Extracted records
——

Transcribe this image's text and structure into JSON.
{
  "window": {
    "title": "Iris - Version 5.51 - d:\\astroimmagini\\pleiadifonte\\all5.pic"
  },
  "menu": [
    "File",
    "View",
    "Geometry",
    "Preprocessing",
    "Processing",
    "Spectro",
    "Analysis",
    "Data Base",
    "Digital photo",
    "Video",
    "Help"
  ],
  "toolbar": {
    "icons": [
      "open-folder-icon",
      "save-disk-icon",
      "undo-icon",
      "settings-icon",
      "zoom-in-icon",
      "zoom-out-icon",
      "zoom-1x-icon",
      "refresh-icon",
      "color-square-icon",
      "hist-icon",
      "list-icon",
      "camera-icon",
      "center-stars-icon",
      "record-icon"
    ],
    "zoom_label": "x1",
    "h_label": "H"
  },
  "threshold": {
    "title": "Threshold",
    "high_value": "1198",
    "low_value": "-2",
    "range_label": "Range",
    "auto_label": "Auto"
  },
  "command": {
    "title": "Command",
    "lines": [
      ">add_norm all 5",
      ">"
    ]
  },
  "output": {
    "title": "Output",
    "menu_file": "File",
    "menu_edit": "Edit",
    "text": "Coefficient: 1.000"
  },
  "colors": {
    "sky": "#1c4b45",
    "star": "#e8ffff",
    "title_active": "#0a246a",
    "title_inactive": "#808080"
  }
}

——

• WORK TO COMPLETE
Return each entry from the material above exactly as it appears.

• TASK RESULT
Transcribe this image's text and structure into JSON.
{
  "window": {
    "title": "Iris - Version 5.51 - d:\\astroimmagini\\pleiadifonte\\all5.pic"
  },
  "menu": [
    "File",
    "View",
    "Geometry",
    "Preprocessing",
    "Processing",
    "Spectro",
    "Analysis",
    "Data Base",
    "Digital photo",
    "Video",
    "Help"
  ],
  "toolbar": {
    "icons": [
      "open-folder-icon",
      "save-disk-icon",
      "undo-icon",
      "settings-icon",
      "zoom-in-icon",
      "zoom-out-icon",
      "zoom-1x-icon",
      "refresh-icon",
      "color-square-icon",
      "hist-icon",
      "list-icon",
      "camera-icon",
      "center-stars-icon",
      "record-icon"
    ],
    "zoom_label": "x1",
    "h_label": "H"
  },
  "threshold": {
    "title": "Threshold",
    "high_value": "1198",
    "low_value": "-2",
    "range_label": "Range",
    "auto_label": "Auto"
  },
  "command": {
    "title": "Command",
    "lines": [
      ">add_norm all 5",
      ">"
    ]
  },
  "output": {
    "title": "Output",
    "menu_file": "File",
    "menu_edit": "Edit",
    "text": "Coefficient: 1.000"
  },
  "colors": {
    "sky": "#1c4b45",
    "star": "#e8ffff",
    "title_active": "#0a246a",
    "title_inactive": "#808080"
  }
}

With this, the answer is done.